Exercise objective - Omit the pictures and output every entry below exactly as written.

Records for the task Start Marker

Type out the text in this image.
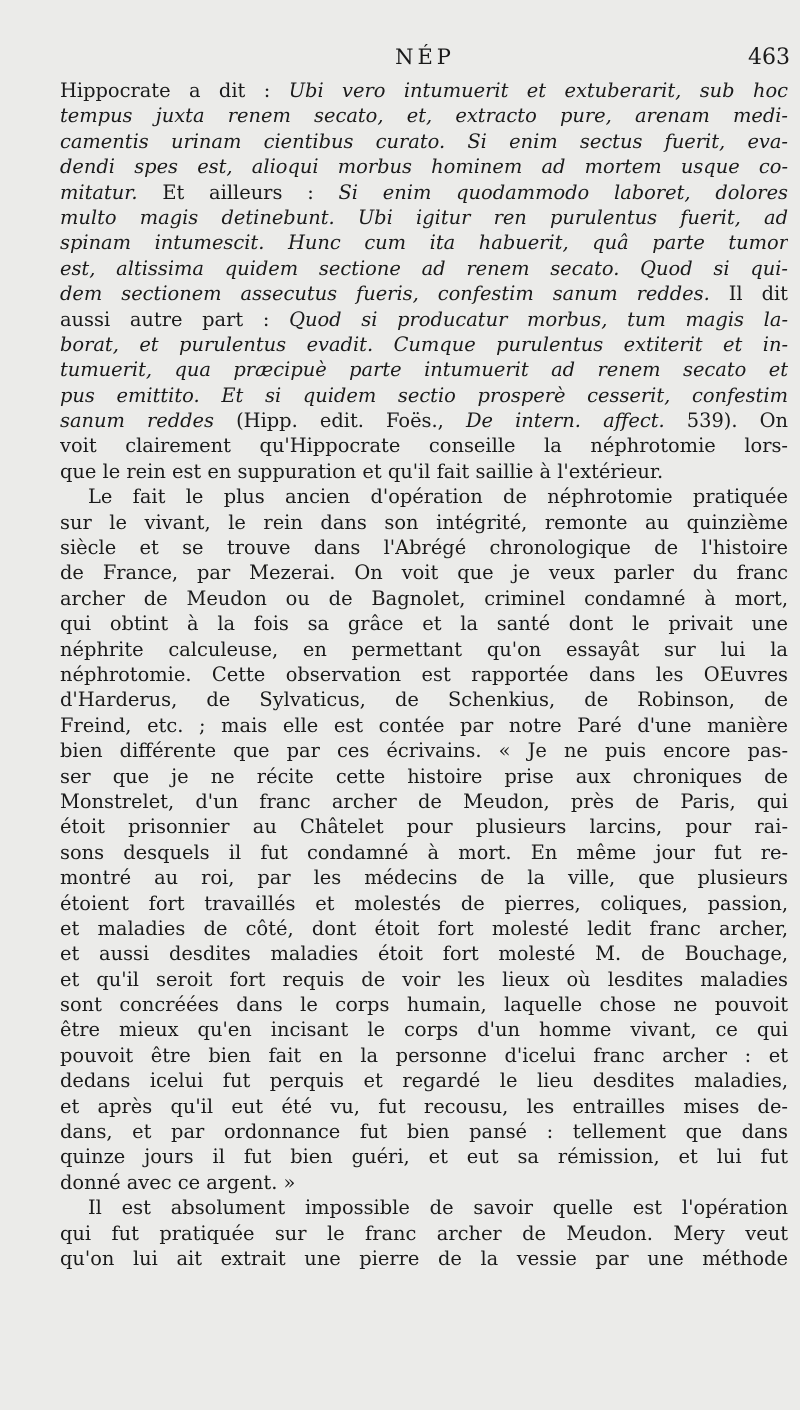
NÉP	463
Hippocrate a dit : Ubi vero intumuerit et extuberarit, sub hoc
tempus juxta renem secato, et, extracto pure, arenam medi-
camentis urinam cientibus curato. Si enim sectus fuerit, eva-
dendi spes est, alioqui morbus hominem ad mortem usque co-
mitatur. Et ailleurs : Si enim quodammodo laboret, dolores
multo magis detinebunt. Ubi igitur ren purulentus fuerit, ad
spinam intumescit. Hunc cum ita habuerit, quâ parte tumor
est, altissima quidem sectione ad renem secato. Quod si qui-
dem sectionem assecutus fueris, confestim sanum reddes. Il dit
aussi autre part : Quod si producatur morbus, tum magis la-
borat, et purulentus evadit. Cumque purulentus extiterit et in-
tumuerit, qua præcipuè parte intumuerit ad renem secato et
pus emittito. Et si quidem sectio prosperè cesserit, confestim
sanum reddes (Hipp. edit. Foës., De intern. affect. 539). On
voit clairement qu'Hippocrate conseille la néphrotomie lors-
que le rein est en suppuration et qu'il fait saillie à l'extérieur.
Le fait le plus ancien d'opération de néphrotomie pratiquée
sur le vivant, le rein dans son intégrité, remonte au quinzième
siècle et se trouve dans l'Abrégé chronologique de l'histoire
de France, par Mezerai. On voit que je veux parler du franc
archer de Meudon ou de Bagnolet, criminel condamné à mort,
qui obtint à la fois sa grâce et la santé dont le privait une
néphrite calculeuse, en permettant qu'on essayât sur lui la
néphrotomie. Cette observation est rapportée dans les OEuvres
d'Harderus, de Sylvaticus, de Schenkius, de Robinson, de
Freind, etc. ; mais elle est contée par notre Paré d'une manière
bien différente que par ces écrivains. « Je ne puis encore pas-
ser que je ne récite cette histoire prise aux chroniques de
Monstrelet, d'un franc archer de Meudon, près de Paris, qui
étoit prisonnier au Châtelet pour plusieurs larcins, pour rai-
sons desquels il fut condamné à mort. En même jour fut re-
montré au roi, par les médecins de la ville, que plusieurs
étoient fort travaillés et molestés de pierres, coliques, passion,
et maladies de côté, dont étoit fort molesté ledit franc archer,
et aussi desdites maladies étoit fort molesté M. de Bouchage,
et qu'il seroit fort requis de voir les lieux où lesdites maladies
sont concréées dans le corps humain, laquelle chose ne pouvoit
être mieux qu'en incisant le corps d'un homme vivant, ce qui
pouvoit être bien fait en la personne d'icelui franc archer : et
dedans icelui fut perquis et regardé le lieu desdites maladies,
et après qu'il eut été vu, fut recousu, les entrailles mises de-
dans, et par ordonnance fut bien pansé : tellement que dans
quinze jours il fut bien guéri, et eut sa rémission, et lui fut
donné avec ce argent. »
Il est absolument impossible de savoir quelle est l'opération
qui fut pratiquée sur le franc archer de Meudon. Mery veut
qu'on lui ait extrait une pierre de la vessie par une méthode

Records for the task End Marker

Answer space -
Type out the text in this image.
NÉP	463
Hippocrate a dit : Ubi vero intumuerit et extuberarit, sub hoc
tempus juxta renem secato, et, extracto pure, arenam medi-
camentis urinam cientibus curato. Si enim sectus fuerit, eva-
dendi spes est, alioqui morbus hominem ad mortem usque co-
mitatur. Et ailleurs : Si enim quodammodo laboret, dolores
multo magis detinebunt. Ubi igitur ren purulentus fuerit, ad
spinam intumescit. Hunc cum ita habuerit, quâ parte tumor
est, altissima quidem sectione ad renem secato. Quod si qui-
dem sectionem assecutus fueris, confestim sanum reddes. Il dit
aussi autre part : Quod si producatur morbus, tum magis la-
borat, et purulentus evadit. Cumque purulentus extiterit et in-
tumuerit, qua præcipuè parte intumuerit ad renem secato et
pus emittito. Et si quidem sectio prosperè cesserit, confestim
sanum reddes (Hipp. edit. Foës., De intern. affect. 539). On
voit clairement qu'Hippocrate conseille la néphrotomie lors-
que le rein est en suppuration et qu'il fait saillie à l'extérieur.
Le fait le plus ancien d'opération de néphrotomie pratiquée
sur le vivant, le rein dans son intégrité, remonte au quinzième
siècle et se trouve dans l'Abrégé chronologique de l'histoire
de France, par Mezerai. On voit que je veux parler du franc
archer de Meudon ou de Bagnolet, criminel condamné à mort,
qui obtint à la fois sa grâce et la santé dont le privait une
néphrite calculeuse, en permettant qu'on essayât sur lui la
néphrotomie. Cette observation est rapportée dans les OEuvres
d'Harderus, de Sylvaticus, de Schenkius, de Robinson, de
Freind, etc. ; mais elle est contée par notre Paré d'une manière
bien différente que par ces écrivains. « Je ne puis encore pas-
ser que je ne récite cette histoire prise aux chroniques de
Monstrelet, d'un franc archer de Meudon, près de Paris, qui
étoit prisonnier au Châtelet pour plusieurs larcins, pour rai-
sons desquels il fut condamné à mort. En même jour fut re-
montré au roi, par les médecins de la ville, que plusieurs
étoient fort travaillés et molestés de pierres, coliques, passion,
et maladies de côté, dont étoit fort molesté ledit franc archer,
et aussi desdites maladies étoit fort molesté M. de Bouchage,
et qu'il seroit fort requis de voir les lieux où lesdites maladies
sont concréées dans le corps humain, laquelle chose ne pouvoit
être mieux qu'en incisant le corps d'un homme vivant, ce qui
pouvoit être bien fait en la personne d'icelui franc archer : et
dedans icelui fut perquis et regardé le lieu desdites maladies,
et après qu'il eut été vu, fut recousu, les entrailles mises de-
dans, et par ordonnance fut bien pansé : tellement que dans
quinze jours il fut bien guéri, et eut sa rémission, et lui fut
donné avec ce argent. »
Il est absolument impossible de savoir quelle est l'opération
qui fut pratiquée sur le franc archer de Meudon. Mery veut
qu'on lui ait extrait une pierre de la vessie par une méthode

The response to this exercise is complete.